Exercise details:
Pull out from the material below all lines with "việc".

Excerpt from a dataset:

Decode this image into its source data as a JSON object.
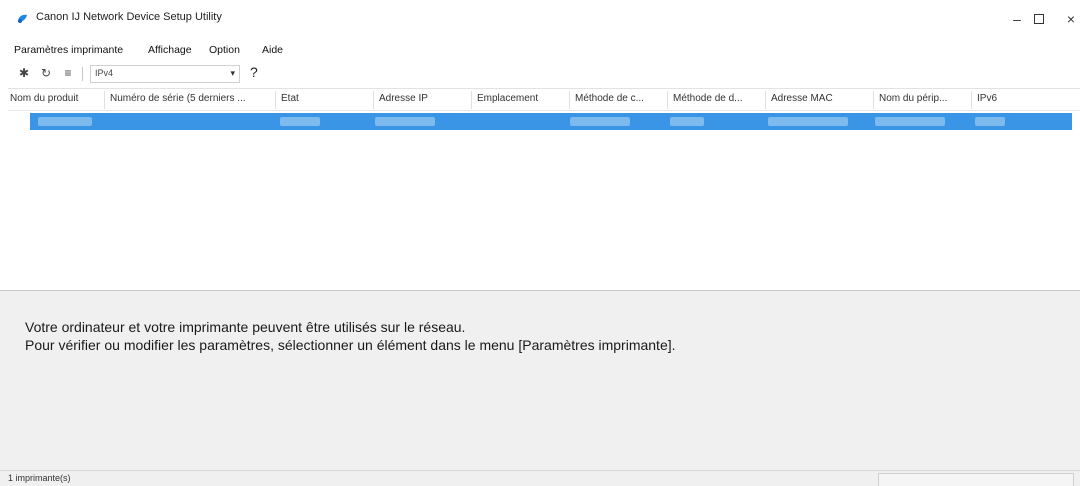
{
  "window": {
    "title": "Canon IJ Network Device Setup Utility",
    "controls": {
      "minimize": "–",
      "close": "×"
    }
  },
  "menu": [
    "Paramètres imprimante",
    "Affichage",
    "Option",
    "Aide"
  ],
  "toolbar": {
    "icons": [
      "gear-icon",
      "refresh-icon",
      "list-icon"
    ],
    "ip_select_value": "IPv4",
    "help_label": "?"
  },
  "list": {
    "columns": [
      "Nom du produit",
      "Numéro de série (5 derniers ...",
      "État",
      "Adresse IP",
      "Emplacement",
      "Méthode de c...",
      "Méthode de d...",
      "Adresse MAC",
      "Nom du périp...",
      "IPv6"
    ],
    "rows_count_selected": 1
  },
  "message": {
    "line1": "Votre ordinateur et votre imprimante peuvent être utilisés sur le réseau.",
    "line2": "Pour vérifier ou modifier les paramètres, sélectionner un élément dans le menu [Paramètres imprimante]."
  },
  "status": {
    "text": "1 imprimante(s)"
  },
  "colors": {
    "selection": "#3a95e6",
    "panel": "#f0f0f0",
    "accent_icon": "#1e88e5"
  }
}
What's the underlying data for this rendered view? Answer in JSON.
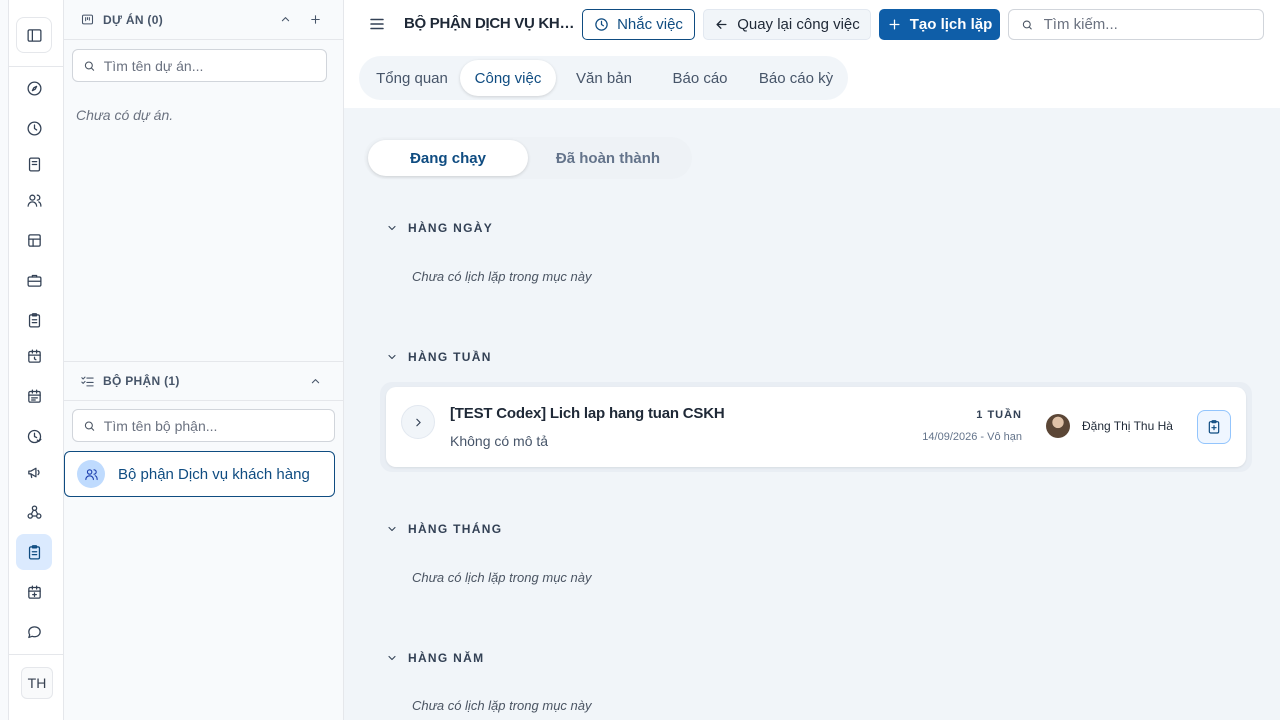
{
  "rail": {
    "items": [
      "toggle-sidebar",
      "compass",
      "clock",
      "book",
      "users",
      "layout",
      "briefcase",
      "clipboard",
      "calendar-clock",
      "calendar",
      "history",
      "megaphone",
      "network",
      "clipboard-active",
      "calendar-plus",
      "message"
    ],
    "user_initials": "TH"
  },
  "projects": {
    "title": "DỰ ÁN (0)",
    "search_placeholder": "Tìm tên dự án...",
    "empty_text": "Chưa có dự án."
  },
  "departments": {
    "title": "BỘ PHẬN (1)",
    "search_placeholder": "Tìm tên bộ phận...",
    "items": [
      {
        "label": "Bộ phận Dịch vụ khách hàng"
      }
    ]
  },
  "header": {
    "title": "BỘ PHẬN DỊCH VỤ KHÁCH HÀNG",
    "remind_label": "Nhắc việc",
    "back_label": "Quay lại công việc",
    "create_label": "Tạo lịch lặp",
    "search_placeholder": "Tìm kiếm..."
  },
  "tabs": [
    "Tổng quan",
    "Công việc",
    "Văn bản",
    "Báo cáo",
    "Báo cáo kỳ"
  ],
  "status_tabs": [
    "Đang chạy",
    "Đã hoàn thành"
  ],
  "groups": {
    "daily": {
      "title": "HÀNG NGÀY",
      "empty": "Chưa có lịch lặp trong mục này"
    },
    "weekly": {
      "title": "HÀNG TUẦN",
      "task": {
        "title": "[TEST Codex] Lich lap hang tuan CSKH",
        "description": "Không có mô tả",
        "frequency": "1 TUẦN",
        "dates": "14/09/2026 - Vô hạn",
        "assignee": "Đặng Thị Thu Hà"
      }
    },
    "monthly": {
      "title": "HÀNG THÁNG",
      "empty": "Chưa có lịch lặp trong mục này"
    },
    "yearly": {
      "title": "HÀNG NĂM",
      "empty": "Chưa có lịch lặp trong mục này"
    }
  },
  "colors": {
    "accent": "#0f4c81",
    "primary_button": "#0f5ea8",
    "active_bg": "#dbeafe"
  }
}
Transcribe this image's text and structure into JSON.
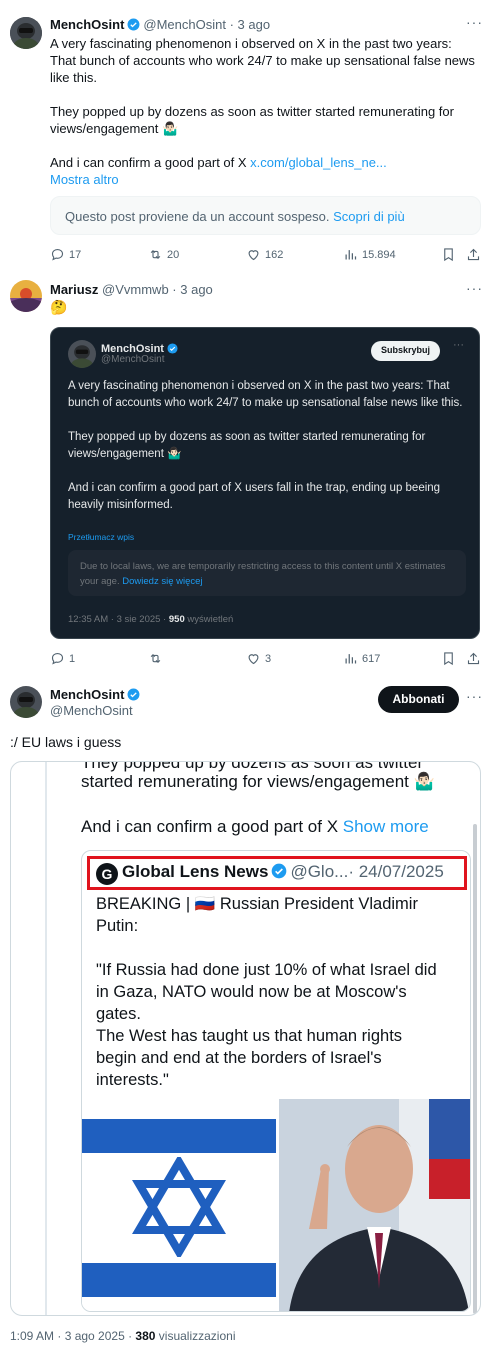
{
  "post1": {
    "name": "MenchOsint",
    "handle": "@MenchOsint",
    "time": "3 ago",
    "more": "···",
    "text_p1": "A very fascinating phenomenon i observed on X in the past two years: That bunch of accounts who work 24/7 to make up sensational false news like this.",
    "text_p2": "They popped up by dozens as soon as twitter started remunerating for views/engagement 🤷🏻‍♂️",
    "text_p3_prefix": "And i can confirm a good part of X ",
    "text_p3_link": "x.com/global_lens_ne...",
    "show_more": "Mostra altro",
    "notice_text": "Questo post proviene da un account sospeso.",
    "notice_link": "Scopri di più",
    "replies": "17",
    "reposts": "20",
    "likes": "162",
    "views": "15.894"
  },
  "post2": {
    "name": "Mariusz",
    "handle": "@Vvmmwb",
    "time": "3 ago",
    "more": "···",
    "text": "🤔",
    "card": {
      "name": "MenchOsint",
      "handle": "@MenchOsint",
      "subscribe": "Subskrybuj",
      "more": "···",
      "text_p1": "A very fascinating phenomenon i observed on X in the past two years: That bunch of accounts who work 24/7 to make up sensational false news like this.",
      "text_p2": "They popped up by dozens as soon as twitter started remunerating for views/engagement 🤷🏻‍♂️",
      "text_p3": "And i can confirm a good part of X users fall in the trap, ending up beeing heavily misinformed.",
      "translate": "Przetłumacz wpis",
      "notice_text": "Due to local laws, we are temporarily restricting access to this content until X estimates your age.",
      "notice_link": "Dowiedz się więcej",
      "meta_time": "12:35 AM · 3 sie 2025 · ",
      "meta_views": "950",
      "meta_views_label": " wyświetleń"
    },
    "replies": "1",
    "reposts": "",
    "likes": "3",
    "views": "617"
  },
  "post3": {
    "name": "MenchOsint",
    "handle": "@MenchOsint",
    "subscribe": "Abbonati",
    "more": "···",
    "text": ":/ EU laws i guess",
    "media": {
      "cut_text": "They popped up by dozens as soon as twitter",
      "line2": "started remunerating for views/engagement 🤷🏻‍♂️",
      "line3_prefix": "And i can confirm a good part of X ",
      "line3_link": "Show more",
      "inner": {
        "logo_letter": "G",
        "name": "Global Lens News",
        "handle": "@Glo...",
        "date": "· 24/07/2025",
        "line1": "BREAKING | 🇷🇺 Russian President Vladimir",
        "line2": "Putin:",
        "quote1": "\"If Russia had done just 10% of what Israel did",
        "quote2": "in Gaza, NATO would now be at Moscow's",
        "quote3": "gates.",
        "quote4": "The West has taught us that human rights",
        "quote5": "begin and end at the borders of Israel's",
        "quote6": "interests.\""
      }
    },
    "meta_time": "1:09 AM · 3 ago 2025 · ",
    "meta_views": "380",
    "meta_views_label": " visualizzazioni"
  },
  "colors": {
    "accent": "#1d9bf0",
    "muted": "#536471",
    "dark_bg": "#15202b",
    "red_box": "#e0141e"
  }
}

The completed task:
    "remind_label": "Nhắc việc",
    "back_label": "Quay lại công việc",
    "Công việc",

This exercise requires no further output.